# INSTRUCTIONS TO FOLLOW
Tell how many lines contain the word "versus". Reply with the number only.

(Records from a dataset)
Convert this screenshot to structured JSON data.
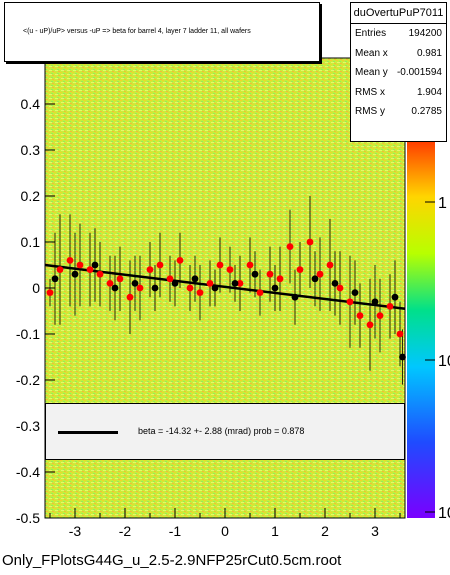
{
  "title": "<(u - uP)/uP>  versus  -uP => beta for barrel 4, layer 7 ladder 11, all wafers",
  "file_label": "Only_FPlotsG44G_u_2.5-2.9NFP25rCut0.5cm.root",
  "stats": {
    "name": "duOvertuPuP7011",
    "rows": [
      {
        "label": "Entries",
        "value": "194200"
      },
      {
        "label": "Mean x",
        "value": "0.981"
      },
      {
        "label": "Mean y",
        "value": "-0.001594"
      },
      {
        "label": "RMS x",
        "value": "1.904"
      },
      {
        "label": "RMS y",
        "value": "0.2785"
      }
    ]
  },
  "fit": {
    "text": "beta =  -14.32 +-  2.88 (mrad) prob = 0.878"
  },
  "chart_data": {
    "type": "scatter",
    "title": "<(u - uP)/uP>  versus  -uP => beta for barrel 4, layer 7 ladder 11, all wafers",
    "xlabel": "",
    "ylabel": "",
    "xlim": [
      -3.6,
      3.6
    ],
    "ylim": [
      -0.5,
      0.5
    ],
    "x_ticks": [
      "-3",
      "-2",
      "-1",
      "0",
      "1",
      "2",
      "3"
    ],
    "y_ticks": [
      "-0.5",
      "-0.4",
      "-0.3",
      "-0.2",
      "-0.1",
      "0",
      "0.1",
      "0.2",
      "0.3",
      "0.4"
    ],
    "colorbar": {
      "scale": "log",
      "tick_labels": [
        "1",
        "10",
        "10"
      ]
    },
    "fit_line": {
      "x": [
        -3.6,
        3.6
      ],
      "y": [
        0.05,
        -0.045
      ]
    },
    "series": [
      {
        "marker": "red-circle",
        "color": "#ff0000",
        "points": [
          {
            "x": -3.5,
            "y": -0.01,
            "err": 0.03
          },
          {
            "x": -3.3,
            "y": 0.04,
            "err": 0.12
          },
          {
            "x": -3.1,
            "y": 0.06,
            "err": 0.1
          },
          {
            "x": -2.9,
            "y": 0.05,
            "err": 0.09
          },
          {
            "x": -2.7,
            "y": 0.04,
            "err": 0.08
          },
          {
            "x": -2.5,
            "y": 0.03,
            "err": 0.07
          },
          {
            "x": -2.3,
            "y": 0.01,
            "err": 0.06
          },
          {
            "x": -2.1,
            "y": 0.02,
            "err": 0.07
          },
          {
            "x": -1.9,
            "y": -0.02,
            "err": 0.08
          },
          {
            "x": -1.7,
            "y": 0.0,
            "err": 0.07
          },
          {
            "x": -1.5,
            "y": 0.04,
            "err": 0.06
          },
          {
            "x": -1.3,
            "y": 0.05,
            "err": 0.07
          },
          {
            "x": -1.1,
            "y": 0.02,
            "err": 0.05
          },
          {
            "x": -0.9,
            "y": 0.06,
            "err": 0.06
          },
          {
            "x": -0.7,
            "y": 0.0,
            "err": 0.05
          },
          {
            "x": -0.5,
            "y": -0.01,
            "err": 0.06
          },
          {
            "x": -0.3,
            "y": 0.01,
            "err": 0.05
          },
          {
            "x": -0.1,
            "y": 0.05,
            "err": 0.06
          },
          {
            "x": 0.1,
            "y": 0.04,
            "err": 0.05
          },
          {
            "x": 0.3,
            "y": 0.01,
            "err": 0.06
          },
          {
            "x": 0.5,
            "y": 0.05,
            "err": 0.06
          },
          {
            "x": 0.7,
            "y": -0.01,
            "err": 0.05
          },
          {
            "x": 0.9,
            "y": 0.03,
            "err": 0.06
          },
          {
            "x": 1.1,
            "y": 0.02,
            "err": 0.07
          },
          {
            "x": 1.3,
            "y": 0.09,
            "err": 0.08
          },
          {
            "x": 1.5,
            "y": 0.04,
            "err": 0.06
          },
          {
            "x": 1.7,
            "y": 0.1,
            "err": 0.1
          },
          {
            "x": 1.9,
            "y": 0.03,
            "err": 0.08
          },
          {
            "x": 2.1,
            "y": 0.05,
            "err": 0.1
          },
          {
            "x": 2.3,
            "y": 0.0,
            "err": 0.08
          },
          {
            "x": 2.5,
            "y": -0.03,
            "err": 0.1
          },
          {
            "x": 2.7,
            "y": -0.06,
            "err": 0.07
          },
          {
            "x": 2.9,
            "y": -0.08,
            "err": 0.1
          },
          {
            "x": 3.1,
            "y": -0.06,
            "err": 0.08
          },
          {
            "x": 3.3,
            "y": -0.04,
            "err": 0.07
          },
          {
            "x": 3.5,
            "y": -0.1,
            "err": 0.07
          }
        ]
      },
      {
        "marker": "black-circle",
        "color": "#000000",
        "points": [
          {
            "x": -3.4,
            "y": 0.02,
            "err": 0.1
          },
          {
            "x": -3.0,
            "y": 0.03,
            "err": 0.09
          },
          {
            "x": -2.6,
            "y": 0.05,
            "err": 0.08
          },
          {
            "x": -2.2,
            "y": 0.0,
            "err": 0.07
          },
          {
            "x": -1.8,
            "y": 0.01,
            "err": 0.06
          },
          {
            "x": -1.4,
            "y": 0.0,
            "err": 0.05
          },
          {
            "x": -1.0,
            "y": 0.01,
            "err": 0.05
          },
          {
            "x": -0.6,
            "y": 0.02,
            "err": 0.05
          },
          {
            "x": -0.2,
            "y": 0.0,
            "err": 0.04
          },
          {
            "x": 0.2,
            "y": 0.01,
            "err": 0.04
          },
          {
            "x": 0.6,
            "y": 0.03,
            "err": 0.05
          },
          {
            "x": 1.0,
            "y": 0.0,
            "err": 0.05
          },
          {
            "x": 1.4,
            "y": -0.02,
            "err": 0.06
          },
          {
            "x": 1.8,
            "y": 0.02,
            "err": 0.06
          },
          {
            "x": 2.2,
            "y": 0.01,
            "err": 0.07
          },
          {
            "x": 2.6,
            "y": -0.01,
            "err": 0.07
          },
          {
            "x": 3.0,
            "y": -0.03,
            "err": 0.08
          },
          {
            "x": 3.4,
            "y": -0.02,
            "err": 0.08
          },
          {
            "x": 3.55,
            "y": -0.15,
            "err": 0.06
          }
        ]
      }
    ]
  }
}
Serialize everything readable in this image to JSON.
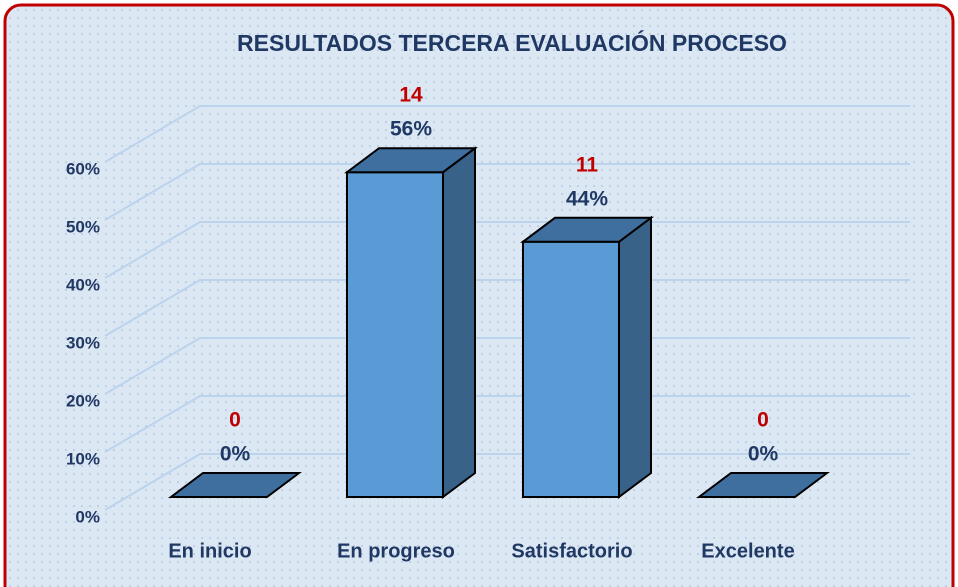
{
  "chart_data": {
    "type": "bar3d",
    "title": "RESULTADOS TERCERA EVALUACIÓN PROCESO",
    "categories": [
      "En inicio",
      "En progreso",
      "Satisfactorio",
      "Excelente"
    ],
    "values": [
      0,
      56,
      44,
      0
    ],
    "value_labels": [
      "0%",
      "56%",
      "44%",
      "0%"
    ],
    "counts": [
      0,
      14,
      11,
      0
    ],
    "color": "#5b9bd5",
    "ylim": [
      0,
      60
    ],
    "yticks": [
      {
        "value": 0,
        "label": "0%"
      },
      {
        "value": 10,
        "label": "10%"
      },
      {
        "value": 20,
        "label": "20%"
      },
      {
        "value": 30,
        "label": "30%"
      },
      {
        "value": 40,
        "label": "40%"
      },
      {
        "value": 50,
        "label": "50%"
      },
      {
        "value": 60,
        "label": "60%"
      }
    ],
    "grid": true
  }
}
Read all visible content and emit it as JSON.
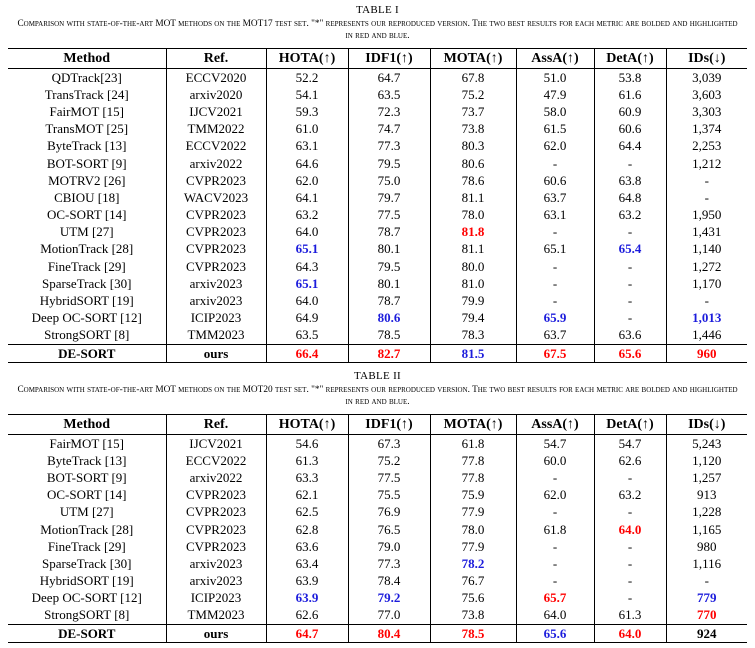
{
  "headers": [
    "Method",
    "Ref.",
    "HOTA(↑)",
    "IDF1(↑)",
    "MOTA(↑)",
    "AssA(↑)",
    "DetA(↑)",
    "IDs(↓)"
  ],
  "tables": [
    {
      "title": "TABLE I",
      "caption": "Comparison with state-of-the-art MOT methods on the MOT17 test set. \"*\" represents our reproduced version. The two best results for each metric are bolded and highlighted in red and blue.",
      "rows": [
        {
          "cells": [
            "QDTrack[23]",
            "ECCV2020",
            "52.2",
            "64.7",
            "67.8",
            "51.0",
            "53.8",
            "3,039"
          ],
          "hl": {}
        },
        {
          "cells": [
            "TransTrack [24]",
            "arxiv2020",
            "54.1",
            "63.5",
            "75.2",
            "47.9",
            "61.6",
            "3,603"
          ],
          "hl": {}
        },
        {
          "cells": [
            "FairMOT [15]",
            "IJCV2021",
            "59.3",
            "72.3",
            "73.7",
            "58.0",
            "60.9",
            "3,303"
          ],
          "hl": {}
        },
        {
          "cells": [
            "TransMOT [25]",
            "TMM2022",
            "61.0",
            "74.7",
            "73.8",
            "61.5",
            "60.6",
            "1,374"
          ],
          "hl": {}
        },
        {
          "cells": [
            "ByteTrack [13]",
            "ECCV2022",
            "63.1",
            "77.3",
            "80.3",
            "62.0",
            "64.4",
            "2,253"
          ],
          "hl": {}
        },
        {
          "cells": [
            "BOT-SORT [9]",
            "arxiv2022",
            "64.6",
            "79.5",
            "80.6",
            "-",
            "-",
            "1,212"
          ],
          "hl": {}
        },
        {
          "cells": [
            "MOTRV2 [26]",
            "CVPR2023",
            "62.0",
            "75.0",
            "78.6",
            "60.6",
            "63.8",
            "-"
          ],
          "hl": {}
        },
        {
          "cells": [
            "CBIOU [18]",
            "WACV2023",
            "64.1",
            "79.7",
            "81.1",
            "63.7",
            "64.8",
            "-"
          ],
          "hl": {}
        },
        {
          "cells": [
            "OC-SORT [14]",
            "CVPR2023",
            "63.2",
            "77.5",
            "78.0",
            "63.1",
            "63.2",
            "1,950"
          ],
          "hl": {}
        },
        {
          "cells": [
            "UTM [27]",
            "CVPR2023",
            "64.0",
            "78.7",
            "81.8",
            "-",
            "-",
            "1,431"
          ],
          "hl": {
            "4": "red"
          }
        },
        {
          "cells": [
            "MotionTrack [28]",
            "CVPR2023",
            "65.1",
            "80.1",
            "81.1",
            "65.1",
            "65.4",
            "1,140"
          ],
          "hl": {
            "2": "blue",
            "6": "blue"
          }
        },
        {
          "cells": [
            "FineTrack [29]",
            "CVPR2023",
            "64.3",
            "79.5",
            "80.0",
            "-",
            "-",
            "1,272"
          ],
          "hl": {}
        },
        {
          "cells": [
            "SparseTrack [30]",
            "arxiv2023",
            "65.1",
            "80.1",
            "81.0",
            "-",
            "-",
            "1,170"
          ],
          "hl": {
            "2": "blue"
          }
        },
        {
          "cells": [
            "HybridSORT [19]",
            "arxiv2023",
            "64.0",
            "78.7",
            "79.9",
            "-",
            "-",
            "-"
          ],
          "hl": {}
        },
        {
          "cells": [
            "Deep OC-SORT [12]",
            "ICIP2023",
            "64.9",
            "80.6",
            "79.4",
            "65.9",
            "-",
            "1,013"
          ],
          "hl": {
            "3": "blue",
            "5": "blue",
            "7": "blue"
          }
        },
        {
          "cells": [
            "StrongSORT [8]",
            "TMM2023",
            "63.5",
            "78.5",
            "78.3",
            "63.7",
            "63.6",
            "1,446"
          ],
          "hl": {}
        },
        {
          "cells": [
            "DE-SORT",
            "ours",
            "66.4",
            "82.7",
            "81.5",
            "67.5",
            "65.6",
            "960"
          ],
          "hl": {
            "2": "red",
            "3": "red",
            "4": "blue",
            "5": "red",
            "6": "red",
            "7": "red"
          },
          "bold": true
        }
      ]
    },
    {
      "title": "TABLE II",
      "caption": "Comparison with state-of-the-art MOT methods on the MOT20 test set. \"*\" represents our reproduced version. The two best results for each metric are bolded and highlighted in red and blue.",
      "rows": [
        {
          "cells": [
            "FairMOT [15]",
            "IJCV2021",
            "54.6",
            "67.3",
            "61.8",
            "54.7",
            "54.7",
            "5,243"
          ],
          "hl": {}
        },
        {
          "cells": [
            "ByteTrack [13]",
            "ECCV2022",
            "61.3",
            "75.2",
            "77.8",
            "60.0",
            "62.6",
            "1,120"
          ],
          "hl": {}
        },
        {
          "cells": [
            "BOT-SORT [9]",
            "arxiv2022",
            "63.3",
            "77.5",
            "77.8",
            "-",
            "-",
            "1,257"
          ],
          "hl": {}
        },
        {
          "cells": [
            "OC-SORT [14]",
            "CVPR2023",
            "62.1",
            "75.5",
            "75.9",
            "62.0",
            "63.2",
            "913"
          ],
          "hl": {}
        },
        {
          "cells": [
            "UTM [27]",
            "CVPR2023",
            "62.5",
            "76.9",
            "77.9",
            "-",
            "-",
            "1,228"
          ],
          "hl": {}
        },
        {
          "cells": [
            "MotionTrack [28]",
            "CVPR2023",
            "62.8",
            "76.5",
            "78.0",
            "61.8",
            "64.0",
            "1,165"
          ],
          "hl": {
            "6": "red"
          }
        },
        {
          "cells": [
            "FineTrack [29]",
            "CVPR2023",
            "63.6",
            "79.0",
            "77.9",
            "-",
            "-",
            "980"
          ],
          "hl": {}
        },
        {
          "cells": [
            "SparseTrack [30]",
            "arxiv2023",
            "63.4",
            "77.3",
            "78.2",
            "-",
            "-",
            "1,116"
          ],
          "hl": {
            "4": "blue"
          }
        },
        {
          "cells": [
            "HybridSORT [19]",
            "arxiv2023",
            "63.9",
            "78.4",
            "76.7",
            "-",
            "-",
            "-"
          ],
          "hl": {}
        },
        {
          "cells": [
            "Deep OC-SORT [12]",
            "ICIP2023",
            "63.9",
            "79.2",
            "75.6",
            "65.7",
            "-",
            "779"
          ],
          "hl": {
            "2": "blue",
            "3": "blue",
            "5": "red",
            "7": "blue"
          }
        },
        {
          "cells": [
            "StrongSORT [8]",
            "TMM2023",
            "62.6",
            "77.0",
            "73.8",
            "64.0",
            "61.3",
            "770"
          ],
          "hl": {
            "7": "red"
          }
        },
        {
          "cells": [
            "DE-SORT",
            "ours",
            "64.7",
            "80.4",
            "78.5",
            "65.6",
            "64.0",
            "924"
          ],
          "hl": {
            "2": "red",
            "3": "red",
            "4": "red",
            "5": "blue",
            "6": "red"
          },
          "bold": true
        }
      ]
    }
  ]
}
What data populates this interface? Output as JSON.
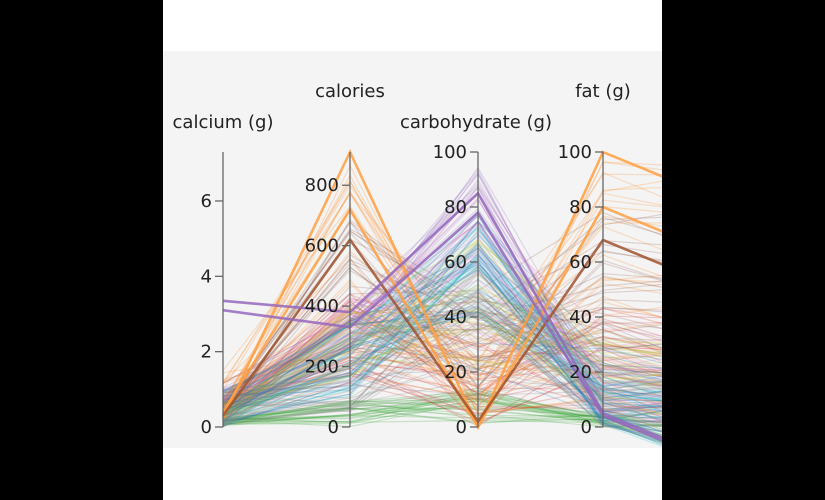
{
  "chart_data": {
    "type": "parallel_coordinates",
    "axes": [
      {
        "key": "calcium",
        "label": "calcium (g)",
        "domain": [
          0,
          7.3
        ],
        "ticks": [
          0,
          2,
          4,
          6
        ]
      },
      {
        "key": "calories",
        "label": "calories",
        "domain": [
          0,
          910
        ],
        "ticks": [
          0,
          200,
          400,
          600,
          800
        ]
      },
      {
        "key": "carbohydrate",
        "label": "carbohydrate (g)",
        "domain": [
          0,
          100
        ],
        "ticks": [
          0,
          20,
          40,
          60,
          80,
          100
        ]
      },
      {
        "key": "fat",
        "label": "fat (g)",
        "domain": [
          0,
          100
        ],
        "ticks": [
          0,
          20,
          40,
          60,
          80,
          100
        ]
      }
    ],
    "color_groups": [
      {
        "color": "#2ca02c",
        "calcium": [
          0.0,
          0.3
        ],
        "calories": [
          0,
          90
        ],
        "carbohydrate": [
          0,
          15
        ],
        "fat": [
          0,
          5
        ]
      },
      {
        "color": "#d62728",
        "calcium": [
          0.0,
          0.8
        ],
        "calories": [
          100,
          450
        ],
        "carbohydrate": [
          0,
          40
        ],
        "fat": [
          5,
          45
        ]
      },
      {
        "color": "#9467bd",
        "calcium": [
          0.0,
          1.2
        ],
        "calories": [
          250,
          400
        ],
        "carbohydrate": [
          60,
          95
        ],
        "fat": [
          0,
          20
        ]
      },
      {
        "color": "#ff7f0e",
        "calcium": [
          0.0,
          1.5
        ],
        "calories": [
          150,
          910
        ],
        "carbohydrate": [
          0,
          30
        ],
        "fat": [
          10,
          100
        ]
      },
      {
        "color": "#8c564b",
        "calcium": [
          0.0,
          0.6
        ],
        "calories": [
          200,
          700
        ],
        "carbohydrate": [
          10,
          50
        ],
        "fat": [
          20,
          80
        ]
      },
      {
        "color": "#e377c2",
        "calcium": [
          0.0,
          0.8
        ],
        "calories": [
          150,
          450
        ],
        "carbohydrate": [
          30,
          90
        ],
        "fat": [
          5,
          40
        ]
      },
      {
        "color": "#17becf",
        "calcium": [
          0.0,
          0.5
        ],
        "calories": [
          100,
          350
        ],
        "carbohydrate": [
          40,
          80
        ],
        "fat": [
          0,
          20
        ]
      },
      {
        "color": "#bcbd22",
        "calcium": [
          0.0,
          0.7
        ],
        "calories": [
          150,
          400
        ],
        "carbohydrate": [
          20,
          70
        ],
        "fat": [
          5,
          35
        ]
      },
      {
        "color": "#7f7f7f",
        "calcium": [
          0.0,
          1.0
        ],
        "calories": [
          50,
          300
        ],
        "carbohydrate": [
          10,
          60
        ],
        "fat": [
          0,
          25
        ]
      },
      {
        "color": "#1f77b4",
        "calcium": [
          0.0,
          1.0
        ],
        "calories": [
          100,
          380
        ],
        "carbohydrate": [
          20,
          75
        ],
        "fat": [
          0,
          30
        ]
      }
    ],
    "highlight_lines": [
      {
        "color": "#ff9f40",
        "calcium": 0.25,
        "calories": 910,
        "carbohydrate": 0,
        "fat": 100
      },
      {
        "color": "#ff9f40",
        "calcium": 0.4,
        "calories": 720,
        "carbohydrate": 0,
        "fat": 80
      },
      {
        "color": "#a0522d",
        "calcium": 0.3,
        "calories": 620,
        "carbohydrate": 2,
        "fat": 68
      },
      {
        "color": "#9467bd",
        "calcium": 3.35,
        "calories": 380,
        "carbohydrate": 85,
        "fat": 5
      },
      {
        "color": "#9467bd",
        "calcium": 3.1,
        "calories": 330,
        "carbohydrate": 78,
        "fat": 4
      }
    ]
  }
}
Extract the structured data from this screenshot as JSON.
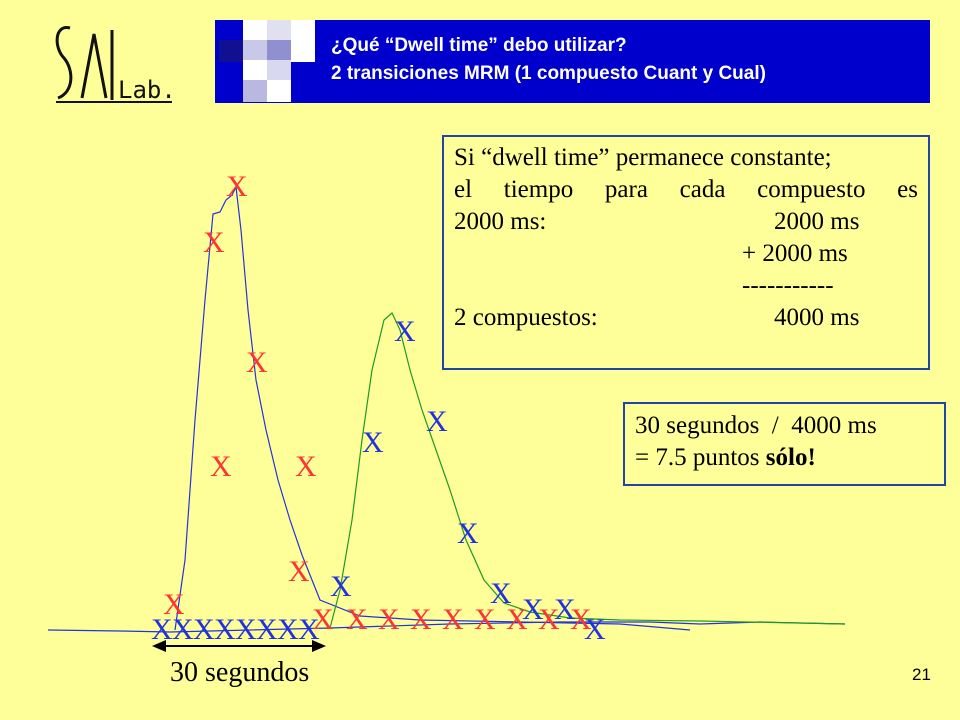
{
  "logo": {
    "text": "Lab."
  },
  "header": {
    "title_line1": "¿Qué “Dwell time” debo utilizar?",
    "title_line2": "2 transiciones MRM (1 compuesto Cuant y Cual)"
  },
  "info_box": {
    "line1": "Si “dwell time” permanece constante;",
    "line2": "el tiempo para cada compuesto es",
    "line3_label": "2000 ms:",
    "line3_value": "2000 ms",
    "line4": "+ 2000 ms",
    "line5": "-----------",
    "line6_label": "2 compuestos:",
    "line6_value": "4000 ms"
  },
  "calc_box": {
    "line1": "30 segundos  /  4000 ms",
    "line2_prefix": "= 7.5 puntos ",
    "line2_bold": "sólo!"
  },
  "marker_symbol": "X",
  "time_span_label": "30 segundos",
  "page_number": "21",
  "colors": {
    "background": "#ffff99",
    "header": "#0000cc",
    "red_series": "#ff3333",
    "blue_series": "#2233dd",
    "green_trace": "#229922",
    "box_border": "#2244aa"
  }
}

# FINISHED ANSWER
2